* [THE TASK]: Could you reproduce, word for word, the part of the material below that opens with the line containing "chart-text: 26.01. <box>445 513 474 525</box>" and closes with the line containing "air-temp-zirmkogel-chart: -5 -10", both of those lines included?

* [RECORDS TO USE]:
------
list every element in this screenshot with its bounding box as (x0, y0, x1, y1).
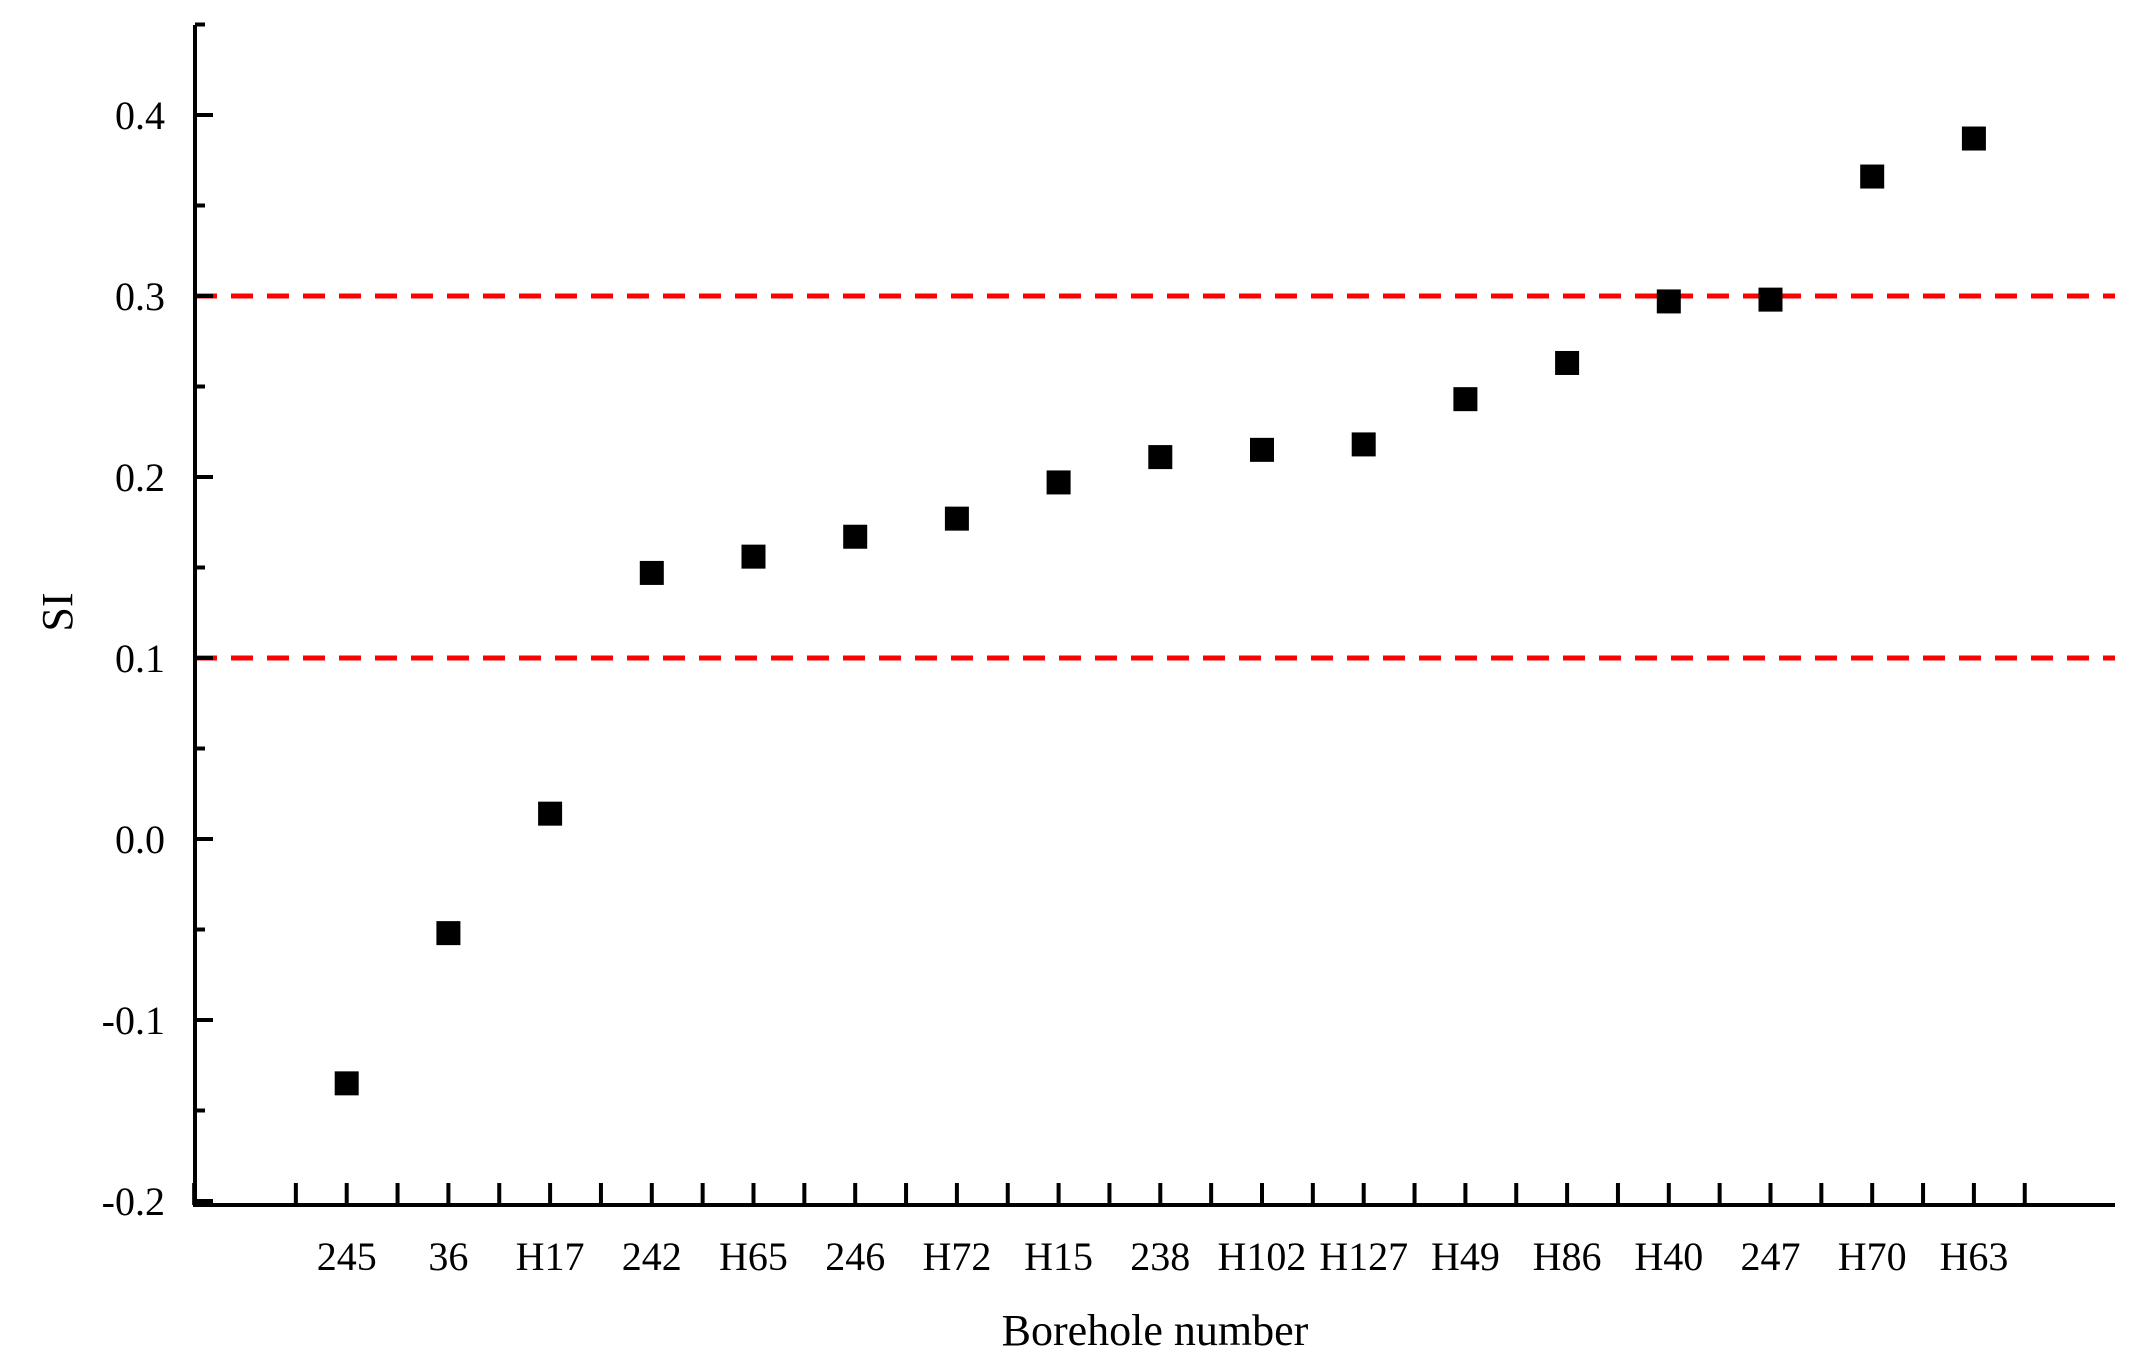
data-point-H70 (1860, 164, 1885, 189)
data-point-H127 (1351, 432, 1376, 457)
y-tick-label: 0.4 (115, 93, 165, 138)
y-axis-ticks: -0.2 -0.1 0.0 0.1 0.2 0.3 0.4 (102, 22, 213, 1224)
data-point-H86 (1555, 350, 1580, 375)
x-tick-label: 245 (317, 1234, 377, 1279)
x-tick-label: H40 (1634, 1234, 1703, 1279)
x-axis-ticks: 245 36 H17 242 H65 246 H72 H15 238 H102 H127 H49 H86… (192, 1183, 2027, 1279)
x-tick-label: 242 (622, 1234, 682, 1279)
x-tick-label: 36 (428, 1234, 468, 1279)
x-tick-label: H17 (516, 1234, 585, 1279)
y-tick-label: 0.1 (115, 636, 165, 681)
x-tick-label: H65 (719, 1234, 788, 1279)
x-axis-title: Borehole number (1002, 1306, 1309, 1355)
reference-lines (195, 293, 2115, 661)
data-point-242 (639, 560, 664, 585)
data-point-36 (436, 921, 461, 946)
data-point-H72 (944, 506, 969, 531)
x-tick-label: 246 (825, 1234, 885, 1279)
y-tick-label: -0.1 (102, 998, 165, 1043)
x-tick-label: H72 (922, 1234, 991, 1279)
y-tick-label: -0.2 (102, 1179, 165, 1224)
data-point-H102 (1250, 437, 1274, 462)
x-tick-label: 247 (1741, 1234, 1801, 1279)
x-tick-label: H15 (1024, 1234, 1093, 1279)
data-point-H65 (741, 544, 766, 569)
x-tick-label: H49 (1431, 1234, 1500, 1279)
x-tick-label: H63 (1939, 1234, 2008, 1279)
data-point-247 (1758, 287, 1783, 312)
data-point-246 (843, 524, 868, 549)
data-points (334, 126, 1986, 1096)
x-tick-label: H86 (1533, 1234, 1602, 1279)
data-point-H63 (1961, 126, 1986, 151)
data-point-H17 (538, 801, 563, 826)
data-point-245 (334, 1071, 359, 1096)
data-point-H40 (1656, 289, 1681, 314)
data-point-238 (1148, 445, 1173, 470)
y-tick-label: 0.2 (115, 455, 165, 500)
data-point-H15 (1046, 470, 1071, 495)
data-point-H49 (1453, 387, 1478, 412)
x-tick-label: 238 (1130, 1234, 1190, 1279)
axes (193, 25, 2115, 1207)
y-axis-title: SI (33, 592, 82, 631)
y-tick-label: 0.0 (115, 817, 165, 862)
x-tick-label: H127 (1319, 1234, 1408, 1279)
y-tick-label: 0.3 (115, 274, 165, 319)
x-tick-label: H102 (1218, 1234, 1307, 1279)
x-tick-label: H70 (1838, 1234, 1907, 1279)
------
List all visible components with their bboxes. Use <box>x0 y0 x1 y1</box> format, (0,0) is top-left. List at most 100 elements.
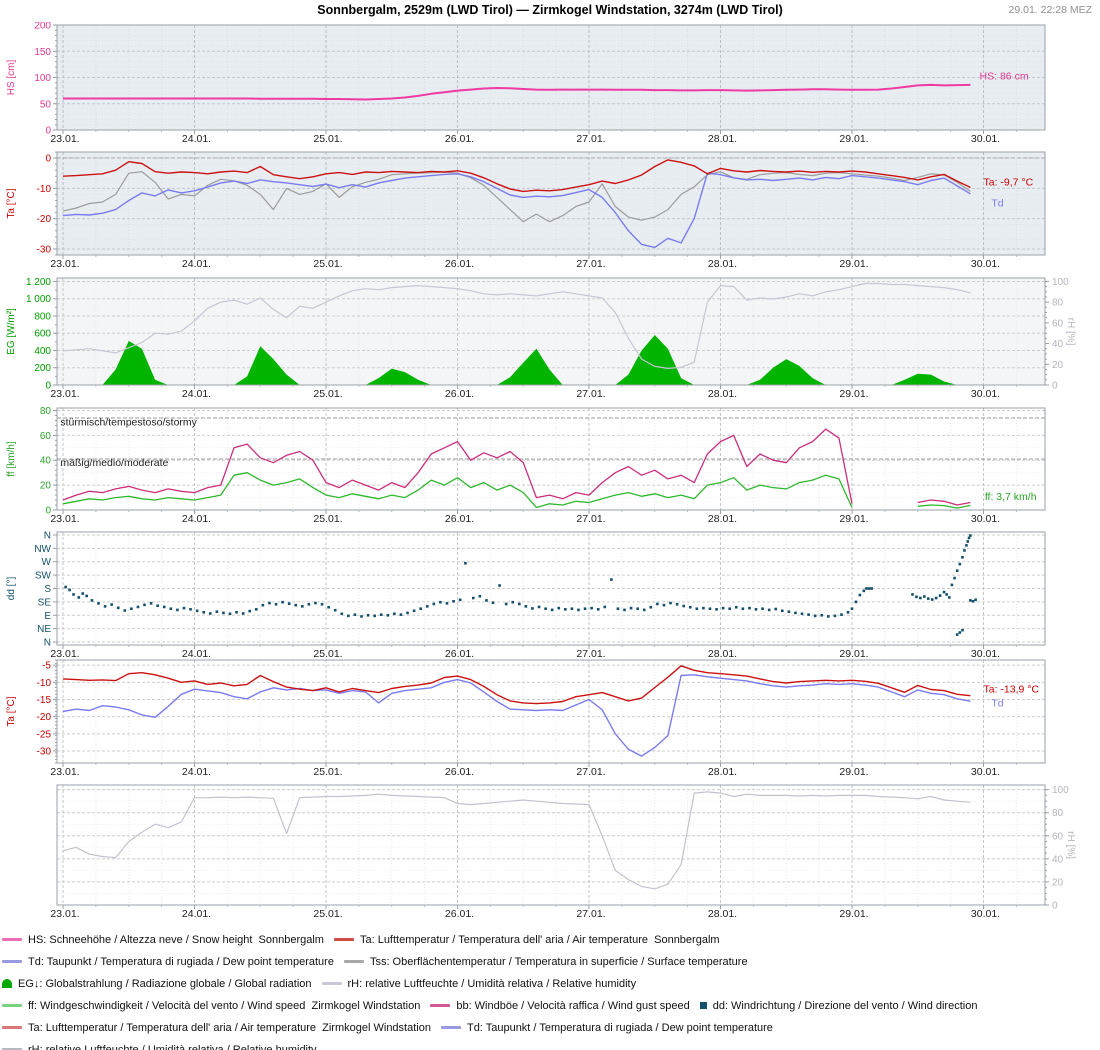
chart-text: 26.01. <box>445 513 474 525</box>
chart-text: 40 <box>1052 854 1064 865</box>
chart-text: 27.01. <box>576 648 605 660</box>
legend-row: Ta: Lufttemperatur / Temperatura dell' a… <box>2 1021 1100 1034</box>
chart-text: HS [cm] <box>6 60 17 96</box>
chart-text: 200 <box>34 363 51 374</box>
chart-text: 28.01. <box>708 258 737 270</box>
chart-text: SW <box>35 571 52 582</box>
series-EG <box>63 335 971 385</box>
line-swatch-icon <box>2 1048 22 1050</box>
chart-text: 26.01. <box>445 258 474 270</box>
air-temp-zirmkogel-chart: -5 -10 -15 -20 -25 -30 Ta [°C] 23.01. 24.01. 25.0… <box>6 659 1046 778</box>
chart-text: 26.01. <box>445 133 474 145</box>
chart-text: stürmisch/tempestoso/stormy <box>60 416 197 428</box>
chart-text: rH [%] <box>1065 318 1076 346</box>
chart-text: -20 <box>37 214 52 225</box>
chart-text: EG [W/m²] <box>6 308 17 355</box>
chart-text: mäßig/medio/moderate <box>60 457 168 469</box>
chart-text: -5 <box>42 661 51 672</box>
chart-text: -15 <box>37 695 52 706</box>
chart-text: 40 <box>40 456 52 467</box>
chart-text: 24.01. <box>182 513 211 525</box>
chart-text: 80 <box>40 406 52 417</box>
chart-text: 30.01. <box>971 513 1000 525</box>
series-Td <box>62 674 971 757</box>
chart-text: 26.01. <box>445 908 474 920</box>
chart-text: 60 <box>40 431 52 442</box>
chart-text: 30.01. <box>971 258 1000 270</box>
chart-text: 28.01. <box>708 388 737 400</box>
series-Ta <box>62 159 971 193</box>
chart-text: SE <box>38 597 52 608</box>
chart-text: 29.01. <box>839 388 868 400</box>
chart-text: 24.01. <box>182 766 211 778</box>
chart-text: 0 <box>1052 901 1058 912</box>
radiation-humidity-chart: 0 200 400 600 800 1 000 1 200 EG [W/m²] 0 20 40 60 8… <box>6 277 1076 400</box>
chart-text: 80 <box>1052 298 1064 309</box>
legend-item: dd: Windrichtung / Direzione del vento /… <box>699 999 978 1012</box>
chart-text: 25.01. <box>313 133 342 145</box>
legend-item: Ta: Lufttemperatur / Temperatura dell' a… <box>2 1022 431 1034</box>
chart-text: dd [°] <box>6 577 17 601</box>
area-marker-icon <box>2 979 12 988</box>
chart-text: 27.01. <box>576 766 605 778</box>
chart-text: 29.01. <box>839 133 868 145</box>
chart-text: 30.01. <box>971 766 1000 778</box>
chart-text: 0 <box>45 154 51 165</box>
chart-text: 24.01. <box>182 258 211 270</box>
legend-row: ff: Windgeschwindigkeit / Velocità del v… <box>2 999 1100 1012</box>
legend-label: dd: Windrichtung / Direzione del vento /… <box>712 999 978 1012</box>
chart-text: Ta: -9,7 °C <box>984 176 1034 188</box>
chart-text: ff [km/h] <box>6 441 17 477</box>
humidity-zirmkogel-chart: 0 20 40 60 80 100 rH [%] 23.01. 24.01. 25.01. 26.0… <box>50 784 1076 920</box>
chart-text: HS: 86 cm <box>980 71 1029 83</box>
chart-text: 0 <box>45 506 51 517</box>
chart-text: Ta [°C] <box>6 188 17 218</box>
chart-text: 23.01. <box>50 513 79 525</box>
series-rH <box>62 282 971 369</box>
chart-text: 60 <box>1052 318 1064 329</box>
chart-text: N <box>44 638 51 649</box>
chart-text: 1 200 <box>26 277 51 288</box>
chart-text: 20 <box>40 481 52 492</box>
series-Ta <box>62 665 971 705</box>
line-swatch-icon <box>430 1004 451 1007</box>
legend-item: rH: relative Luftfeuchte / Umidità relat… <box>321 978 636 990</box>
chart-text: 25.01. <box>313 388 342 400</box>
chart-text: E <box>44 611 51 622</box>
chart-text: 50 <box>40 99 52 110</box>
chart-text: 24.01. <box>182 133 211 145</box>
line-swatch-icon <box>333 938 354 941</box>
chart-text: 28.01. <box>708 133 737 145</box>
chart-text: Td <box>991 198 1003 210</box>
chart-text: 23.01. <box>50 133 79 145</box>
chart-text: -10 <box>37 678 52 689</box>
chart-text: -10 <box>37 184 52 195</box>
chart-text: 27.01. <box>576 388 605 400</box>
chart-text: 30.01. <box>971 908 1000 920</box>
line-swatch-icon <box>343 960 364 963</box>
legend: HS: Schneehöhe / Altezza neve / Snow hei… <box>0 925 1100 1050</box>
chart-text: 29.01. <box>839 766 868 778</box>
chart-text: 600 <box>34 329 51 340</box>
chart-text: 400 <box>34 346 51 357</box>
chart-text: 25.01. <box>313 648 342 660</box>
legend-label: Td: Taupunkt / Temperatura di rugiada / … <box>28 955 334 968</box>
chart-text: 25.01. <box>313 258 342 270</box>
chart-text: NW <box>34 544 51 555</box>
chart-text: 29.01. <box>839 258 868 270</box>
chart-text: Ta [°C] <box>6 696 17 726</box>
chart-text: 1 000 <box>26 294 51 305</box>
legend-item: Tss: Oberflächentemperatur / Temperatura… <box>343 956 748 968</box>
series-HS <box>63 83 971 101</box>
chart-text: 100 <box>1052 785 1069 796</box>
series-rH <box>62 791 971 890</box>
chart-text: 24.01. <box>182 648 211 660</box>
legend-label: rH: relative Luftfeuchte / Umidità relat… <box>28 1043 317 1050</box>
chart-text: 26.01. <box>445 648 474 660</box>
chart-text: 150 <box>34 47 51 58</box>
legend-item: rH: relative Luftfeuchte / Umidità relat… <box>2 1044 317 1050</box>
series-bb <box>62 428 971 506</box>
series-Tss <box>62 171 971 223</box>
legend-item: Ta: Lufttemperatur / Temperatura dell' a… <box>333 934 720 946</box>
------
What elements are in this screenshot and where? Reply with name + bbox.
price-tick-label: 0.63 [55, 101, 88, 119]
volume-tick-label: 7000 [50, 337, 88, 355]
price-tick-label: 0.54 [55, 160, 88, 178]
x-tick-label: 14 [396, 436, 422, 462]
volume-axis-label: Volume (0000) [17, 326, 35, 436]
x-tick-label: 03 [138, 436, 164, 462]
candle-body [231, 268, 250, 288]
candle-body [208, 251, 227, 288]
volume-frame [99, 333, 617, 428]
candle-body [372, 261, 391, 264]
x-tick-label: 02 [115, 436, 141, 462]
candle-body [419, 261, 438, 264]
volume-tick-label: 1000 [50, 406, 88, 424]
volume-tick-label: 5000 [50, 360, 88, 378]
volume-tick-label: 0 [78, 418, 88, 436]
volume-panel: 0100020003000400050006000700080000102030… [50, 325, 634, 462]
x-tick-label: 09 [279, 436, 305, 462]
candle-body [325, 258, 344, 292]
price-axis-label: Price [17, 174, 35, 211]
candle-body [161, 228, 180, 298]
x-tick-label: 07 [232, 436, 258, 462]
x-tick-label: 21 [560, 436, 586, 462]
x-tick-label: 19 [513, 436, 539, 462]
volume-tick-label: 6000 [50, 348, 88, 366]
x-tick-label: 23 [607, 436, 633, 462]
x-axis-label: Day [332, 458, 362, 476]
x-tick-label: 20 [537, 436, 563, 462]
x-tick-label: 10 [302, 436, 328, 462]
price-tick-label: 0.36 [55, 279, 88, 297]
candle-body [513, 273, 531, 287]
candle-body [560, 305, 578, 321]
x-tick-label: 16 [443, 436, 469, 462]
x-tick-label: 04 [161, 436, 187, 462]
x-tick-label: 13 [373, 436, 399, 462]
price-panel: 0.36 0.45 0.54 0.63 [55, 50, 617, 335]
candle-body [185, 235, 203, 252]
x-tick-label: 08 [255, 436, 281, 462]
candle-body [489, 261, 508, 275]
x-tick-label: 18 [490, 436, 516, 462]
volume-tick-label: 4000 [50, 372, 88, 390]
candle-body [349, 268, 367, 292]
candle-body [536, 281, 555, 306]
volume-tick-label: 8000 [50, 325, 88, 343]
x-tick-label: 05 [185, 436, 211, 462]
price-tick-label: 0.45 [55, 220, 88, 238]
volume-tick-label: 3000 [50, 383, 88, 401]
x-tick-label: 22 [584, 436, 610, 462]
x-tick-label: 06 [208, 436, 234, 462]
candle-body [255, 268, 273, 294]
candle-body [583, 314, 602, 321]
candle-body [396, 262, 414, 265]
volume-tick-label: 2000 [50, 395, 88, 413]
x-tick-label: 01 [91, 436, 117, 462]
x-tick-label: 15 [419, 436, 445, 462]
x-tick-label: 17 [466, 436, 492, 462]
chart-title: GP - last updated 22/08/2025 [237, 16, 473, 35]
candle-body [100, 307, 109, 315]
------
* [FULL RESPONSE]:
chart-text: 26.01. <box>445 513 474 525</box>
chart-text: 40 <box>1052 854 1064 865</box>
chart-text: 27.01. <box>576 648 605 660</box>
legend-row: Ta: Lufttemperatur / Temperatura dell' a… <box>2 1021 1100 1034</box>
chart-text: HS [cm] <box>6 60 17 96</box>
chart-text: 200 <box>34 363 51 374</box>
chart-text: 28.01. <box>708 258 737 270</box>
chart-text: SW <box>35 571 52 582</box>
series-EG <box>63 335 971 385</box>
line-swatch-icon <box>2 1048 22 1050</box>
chart-text: 26.01. <box>445 258 474 270</box>
air-temp-zirmkogel-chart: -5 -10 -15 -20 -25 -30 Ta [°C] 23.01. 24.01. 25.0… <box>6 659 1046 778</box>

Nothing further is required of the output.